(Stored data entries)
┌──

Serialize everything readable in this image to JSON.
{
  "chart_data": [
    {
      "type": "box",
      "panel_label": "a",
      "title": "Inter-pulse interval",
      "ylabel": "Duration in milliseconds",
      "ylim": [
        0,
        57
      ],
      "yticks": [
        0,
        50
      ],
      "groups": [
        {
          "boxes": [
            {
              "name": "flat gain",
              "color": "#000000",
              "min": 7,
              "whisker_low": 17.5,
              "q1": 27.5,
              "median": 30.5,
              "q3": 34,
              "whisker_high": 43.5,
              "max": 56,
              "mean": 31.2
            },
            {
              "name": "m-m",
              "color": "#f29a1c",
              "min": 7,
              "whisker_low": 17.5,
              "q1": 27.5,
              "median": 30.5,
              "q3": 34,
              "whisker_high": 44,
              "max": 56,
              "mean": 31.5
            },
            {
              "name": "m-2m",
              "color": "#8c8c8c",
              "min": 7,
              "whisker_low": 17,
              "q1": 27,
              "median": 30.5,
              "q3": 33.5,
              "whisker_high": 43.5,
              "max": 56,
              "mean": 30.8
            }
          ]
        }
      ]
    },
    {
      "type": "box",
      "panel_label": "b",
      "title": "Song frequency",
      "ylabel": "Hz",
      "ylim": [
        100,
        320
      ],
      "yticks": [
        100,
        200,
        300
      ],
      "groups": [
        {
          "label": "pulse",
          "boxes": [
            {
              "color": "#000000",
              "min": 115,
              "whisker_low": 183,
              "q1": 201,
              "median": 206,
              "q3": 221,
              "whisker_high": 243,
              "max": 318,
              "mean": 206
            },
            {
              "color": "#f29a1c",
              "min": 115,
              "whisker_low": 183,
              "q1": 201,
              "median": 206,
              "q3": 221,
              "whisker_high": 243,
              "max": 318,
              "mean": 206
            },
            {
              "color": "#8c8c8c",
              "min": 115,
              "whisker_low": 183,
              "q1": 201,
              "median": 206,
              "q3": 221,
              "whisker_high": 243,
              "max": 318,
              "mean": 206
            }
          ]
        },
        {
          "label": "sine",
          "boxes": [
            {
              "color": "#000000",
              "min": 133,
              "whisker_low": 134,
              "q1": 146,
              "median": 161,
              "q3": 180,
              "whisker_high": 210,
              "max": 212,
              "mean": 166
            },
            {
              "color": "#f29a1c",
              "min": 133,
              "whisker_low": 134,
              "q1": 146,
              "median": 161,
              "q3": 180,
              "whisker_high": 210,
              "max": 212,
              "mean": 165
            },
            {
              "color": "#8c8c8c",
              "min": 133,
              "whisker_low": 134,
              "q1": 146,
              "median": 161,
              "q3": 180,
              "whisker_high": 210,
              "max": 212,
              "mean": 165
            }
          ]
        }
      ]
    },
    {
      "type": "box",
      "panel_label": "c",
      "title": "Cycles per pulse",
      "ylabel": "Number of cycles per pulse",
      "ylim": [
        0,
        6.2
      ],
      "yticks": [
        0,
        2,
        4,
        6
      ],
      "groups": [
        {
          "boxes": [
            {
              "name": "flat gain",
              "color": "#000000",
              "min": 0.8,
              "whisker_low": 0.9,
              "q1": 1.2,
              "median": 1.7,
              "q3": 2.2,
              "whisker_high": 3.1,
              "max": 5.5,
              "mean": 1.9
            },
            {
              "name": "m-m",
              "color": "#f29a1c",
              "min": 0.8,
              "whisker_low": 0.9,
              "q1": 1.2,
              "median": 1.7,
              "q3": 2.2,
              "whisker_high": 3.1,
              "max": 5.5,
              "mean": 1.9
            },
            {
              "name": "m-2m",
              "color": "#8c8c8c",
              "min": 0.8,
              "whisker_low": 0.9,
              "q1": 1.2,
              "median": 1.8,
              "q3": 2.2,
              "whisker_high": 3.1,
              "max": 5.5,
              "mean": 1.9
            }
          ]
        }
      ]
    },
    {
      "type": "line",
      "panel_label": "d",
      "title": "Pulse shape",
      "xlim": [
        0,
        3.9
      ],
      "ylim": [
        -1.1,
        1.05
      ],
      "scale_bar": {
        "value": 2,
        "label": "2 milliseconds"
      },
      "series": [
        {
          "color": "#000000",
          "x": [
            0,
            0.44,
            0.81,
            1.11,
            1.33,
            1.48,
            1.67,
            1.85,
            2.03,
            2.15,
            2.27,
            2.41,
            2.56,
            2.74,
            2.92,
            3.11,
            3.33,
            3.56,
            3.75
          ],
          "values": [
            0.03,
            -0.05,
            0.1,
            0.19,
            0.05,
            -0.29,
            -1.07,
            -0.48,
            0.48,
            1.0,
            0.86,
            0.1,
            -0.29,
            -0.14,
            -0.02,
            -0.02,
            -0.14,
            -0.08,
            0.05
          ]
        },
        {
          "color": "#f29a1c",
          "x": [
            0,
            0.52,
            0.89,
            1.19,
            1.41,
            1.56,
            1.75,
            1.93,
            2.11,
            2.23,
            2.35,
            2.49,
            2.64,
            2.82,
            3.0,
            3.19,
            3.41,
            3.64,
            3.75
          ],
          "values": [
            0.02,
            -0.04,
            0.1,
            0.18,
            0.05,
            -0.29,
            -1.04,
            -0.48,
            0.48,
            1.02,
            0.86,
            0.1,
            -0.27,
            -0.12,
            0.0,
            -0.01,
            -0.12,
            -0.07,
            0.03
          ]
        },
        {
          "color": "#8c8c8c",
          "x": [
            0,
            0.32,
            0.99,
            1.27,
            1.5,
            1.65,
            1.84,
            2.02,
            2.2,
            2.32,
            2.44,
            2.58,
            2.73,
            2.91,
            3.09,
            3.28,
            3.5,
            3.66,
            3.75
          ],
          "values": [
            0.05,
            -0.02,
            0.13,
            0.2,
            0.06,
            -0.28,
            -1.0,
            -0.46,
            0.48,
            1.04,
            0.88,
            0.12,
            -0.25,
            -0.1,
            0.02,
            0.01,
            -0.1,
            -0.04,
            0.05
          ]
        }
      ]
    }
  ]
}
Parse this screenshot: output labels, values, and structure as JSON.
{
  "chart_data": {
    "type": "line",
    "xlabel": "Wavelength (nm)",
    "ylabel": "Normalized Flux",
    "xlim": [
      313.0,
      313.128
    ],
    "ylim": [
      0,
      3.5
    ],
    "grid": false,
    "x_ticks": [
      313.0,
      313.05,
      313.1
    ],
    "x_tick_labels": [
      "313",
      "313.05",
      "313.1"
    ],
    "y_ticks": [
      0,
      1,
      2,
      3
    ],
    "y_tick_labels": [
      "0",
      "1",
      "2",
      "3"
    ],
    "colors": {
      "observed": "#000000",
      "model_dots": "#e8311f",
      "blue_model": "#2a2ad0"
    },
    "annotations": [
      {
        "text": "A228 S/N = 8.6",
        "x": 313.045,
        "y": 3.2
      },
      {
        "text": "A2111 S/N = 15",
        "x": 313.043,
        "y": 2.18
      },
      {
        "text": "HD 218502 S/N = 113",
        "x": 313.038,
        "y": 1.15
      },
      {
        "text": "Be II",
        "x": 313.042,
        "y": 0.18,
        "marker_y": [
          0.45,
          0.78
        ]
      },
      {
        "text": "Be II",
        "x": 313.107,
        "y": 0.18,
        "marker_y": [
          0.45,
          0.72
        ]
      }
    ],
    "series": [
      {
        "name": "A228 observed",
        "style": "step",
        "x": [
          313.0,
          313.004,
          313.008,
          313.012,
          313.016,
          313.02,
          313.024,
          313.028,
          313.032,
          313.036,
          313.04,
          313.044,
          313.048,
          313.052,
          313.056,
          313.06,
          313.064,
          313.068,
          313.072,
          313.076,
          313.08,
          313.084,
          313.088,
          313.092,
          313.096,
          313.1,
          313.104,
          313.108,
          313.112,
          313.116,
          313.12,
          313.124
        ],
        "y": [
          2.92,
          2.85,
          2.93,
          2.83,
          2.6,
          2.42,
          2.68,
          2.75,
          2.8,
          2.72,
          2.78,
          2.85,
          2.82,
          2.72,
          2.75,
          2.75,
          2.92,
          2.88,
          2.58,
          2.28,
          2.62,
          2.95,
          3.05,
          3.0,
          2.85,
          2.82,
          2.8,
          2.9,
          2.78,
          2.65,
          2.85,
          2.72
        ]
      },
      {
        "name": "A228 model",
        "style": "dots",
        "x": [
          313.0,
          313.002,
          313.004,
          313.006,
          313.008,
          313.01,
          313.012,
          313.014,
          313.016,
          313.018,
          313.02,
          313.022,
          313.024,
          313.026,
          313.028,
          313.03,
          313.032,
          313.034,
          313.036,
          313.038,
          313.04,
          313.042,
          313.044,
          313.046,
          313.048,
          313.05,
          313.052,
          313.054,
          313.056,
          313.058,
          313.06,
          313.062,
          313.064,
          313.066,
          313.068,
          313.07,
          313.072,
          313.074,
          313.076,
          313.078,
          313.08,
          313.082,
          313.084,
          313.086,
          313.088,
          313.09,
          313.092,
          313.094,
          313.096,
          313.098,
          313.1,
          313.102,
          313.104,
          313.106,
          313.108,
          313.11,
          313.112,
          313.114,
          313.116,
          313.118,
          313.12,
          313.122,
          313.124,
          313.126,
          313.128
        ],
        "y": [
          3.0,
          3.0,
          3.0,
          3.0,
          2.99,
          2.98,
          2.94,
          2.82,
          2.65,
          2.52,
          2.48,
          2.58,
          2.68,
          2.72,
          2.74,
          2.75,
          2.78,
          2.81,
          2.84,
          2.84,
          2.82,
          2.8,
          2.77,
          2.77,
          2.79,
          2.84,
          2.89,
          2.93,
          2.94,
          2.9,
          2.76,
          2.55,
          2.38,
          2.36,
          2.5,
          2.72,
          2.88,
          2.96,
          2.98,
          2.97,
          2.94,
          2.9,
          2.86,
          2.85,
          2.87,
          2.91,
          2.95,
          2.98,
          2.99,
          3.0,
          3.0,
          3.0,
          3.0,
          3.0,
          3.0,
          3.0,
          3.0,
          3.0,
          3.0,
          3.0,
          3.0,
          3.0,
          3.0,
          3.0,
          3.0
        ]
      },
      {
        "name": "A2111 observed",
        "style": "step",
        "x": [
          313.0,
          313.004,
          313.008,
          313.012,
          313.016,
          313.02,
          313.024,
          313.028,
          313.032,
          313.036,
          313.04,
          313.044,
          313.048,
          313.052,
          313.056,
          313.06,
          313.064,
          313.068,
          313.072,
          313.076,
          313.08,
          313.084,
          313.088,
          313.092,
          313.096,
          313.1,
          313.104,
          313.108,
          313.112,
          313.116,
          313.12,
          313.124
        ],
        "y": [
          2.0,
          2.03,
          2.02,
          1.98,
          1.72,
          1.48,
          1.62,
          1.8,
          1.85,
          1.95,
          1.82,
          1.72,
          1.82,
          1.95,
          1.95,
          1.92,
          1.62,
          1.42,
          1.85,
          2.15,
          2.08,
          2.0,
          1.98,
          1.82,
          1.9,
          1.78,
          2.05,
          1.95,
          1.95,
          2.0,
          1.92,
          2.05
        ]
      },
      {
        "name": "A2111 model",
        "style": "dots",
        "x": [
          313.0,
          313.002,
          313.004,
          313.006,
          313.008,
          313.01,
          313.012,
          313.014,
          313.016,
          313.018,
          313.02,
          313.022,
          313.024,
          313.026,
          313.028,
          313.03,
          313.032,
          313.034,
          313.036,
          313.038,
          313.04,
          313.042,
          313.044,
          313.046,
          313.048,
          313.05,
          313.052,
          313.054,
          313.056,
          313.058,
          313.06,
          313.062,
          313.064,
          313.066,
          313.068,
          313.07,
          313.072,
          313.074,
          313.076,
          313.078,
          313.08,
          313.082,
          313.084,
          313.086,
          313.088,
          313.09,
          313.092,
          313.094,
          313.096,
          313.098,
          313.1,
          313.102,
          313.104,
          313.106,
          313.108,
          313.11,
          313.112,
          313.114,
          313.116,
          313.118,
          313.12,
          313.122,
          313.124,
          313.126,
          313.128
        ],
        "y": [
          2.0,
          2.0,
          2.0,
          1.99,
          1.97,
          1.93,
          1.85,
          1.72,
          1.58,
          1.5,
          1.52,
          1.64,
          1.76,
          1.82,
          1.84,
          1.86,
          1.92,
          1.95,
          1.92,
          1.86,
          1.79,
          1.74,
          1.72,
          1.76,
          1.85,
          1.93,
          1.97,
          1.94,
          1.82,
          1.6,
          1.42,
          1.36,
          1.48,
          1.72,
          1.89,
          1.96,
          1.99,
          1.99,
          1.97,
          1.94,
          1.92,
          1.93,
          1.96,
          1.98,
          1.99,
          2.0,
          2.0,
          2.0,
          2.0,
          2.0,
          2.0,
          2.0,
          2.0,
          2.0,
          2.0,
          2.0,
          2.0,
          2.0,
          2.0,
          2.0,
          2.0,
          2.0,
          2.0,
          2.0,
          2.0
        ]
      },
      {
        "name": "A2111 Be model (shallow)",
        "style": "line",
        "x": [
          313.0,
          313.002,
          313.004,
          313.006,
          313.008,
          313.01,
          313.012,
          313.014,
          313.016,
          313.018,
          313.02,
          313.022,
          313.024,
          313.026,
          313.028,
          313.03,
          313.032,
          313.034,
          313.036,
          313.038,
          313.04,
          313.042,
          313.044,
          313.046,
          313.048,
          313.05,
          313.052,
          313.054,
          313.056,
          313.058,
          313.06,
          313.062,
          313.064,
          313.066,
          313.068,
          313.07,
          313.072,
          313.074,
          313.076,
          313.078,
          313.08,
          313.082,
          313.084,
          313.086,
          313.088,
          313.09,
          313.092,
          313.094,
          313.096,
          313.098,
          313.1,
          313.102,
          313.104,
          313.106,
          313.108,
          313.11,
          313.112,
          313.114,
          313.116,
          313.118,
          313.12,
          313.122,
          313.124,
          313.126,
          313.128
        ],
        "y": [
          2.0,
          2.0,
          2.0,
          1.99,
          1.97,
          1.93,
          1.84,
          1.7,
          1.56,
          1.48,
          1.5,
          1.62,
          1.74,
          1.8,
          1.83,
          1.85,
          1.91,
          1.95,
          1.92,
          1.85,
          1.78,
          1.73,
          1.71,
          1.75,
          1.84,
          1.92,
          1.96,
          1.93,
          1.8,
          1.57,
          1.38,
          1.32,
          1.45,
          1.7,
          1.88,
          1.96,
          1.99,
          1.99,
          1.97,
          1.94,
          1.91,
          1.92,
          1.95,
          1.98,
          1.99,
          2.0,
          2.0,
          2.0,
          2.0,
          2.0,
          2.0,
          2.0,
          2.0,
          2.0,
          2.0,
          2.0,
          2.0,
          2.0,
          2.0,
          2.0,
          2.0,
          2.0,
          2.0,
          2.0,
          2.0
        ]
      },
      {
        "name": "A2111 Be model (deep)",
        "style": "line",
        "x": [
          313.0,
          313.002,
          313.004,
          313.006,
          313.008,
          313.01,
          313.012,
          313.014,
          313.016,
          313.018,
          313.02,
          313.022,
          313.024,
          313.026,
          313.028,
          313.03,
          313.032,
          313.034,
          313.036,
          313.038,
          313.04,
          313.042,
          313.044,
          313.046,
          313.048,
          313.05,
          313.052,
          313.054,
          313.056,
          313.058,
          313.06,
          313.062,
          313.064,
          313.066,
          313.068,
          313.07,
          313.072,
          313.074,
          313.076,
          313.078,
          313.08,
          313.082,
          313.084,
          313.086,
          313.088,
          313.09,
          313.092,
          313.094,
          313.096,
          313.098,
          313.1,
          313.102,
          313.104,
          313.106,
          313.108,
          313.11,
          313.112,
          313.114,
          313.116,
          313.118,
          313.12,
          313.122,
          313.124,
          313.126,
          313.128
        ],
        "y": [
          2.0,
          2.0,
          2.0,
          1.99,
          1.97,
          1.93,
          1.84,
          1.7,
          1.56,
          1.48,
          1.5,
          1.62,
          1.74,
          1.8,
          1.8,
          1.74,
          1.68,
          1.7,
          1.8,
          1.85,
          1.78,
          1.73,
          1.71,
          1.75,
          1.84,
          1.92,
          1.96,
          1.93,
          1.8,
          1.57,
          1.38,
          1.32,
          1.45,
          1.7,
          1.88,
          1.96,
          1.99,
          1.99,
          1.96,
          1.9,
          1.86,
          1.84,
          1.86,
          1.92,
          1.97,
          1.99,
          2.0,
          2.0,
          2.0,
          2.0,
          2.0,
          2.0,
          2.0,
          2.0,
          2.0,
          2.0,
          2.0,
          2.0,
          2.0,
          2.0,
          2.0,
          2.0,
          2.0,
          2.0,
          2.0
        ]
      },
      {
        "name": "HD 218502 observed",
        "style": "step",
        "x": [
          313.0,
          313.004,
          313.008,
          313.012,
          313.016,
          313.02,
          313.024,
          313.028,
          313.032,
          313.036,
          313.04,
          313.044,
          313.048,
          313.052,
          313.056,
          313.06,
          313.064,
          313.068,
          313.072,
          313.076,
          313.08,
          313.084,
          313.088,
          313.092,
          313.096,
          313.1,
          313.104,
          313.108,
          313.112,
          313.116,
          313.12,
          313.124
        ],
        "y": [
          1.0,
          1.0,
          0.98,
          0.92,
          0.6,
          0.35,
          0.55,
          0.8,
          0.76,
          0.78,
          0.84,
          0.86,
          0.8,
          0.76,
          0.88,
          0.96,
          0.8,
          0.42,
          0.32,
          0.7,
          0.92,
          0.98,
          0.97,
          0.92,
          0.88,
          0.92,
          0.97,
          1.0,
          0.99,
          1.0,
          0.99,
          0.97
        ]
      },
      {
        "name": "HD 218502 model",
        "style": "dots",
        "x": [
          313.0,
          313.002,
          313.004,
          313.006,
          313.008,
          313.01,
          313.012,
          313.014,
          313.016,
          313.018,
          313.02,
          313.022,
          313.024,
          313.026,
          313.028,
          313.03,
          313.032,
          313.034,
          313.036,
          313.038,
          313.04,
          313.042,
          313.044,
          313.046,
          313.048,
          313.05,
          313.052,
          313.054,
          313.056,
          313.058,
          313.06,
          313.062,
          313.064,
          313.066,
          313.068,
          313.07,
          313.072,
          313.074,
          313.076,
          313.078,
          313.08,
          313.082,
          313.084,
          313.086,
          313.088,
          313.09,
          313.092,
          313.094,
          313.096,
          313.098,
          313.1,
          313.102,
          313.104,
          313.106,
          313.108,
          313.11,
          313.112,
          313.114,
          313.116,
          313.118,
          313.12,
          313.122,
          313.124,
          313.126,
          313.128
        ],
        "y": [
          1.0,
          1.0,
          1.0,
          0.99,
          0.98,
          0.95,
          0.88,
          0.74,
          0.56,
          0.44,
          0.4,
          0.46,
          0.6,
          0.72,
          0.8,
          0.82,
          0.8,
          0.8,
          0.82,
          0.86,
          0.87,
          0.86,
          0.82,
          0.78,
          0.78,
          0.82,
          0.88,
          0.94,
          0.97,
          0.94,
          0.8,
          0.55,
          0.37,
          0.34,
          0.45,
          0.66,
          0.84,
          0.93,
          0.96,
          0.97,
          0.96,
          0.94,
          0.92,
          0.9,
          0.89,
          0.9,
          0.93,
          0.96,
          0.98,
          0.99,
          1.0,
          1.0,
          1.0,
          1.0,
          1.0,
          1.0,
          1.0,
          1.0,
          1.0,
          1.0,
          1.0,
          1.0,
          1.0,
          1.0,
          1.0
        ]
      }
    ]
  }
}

└──

=== What is needed ===
Copy out every line from the material above in which the word "ylabel" appears.

=== Response to the exercise ===
      "ylabel": "Duration in milliseconds",
      "ylabel": "Hz",
      "ylabel": "Number of cycles per pulse",
    "ylabel": "Normalized Flux",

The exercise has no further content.